Print all of the lines exactly. Any picture among them stays out.
── The input ──
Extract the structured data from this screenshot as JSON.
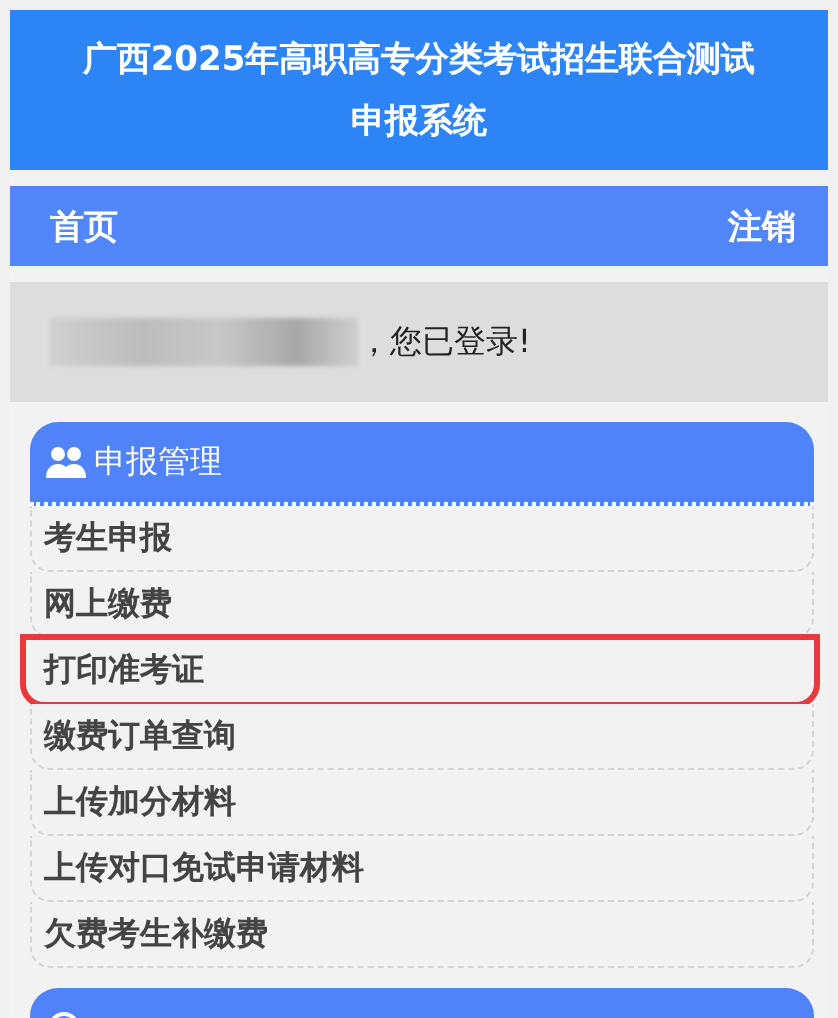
{
  "header": {
    "title_line_1": "广西2025年高职高专分类考试招生联合测试",
    "title_line_2": "申报系统"
  },
  "nav": {
    "home": "首页",
    "logout": "注销"
  },
  "login_notice": {
    "name_redacted": true,
    "message": "，您已登录!"
  },
  "sections": [
    {
      "kind": "menu",
      "title": "申报管理",
      "items": [
        {
          "label": "考生申报",
          "highlighted": false
        },
        {
          "label": "网上缴费",
          "highlighted": false
        },
        {
          "label": "打印准考证",
          "highlighted": true
        },
        {
          "label": "缴费订单查询",
          "highlighted": false
        },
        {
          "label": "上传加分材料",
          "highlighted": false
        },
        {
          "label": "上传对口免试申请材料",
          "highlighted": false
        },
        {
          "label": "欠费考生补缴费",
          "highlighted": false
        }
      ]
    },
    {
      "kind": "cutoff"
    }
  ]
}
───
● **Answer to this task**
Extract the structured data from this screenshot as JSON.
{
  "header": {
    "title_line_1": "广西2025年高职高专分类考试招生联合测试",
    "title_line_2": "申报系统"
  },
  "nav": {
    "home": "首页",
    "logout": "注销"
  },
  "login_notice": {
    "name_redacted": true,
    "message": "，您已登录!"
  },
  "sections": [
    {
      "kind": "menu",
      "title": "申报管理",
      "items": [
        {
          "label": "考生申报",
          "highlighted": false
        },
        {
          "label": "网上缴费",
          "highlighted": false
        },
        {
          "label": "打印准考证",
          "highlighted": true
        },
        {
          "label": "缴费订单查询",
          "highlighted": false
        },
        {
          "label": "上传加分材料",
          "highlighted": false
        },
        {
          "label": "上传对口免试申请材料",
          "highlighted": false
        },
        {
          "label": "欠费考生补缴费",
          "highlighted": false
        }
      ]
    },
    {
      "kind": "cutoff"
    }
  ]
}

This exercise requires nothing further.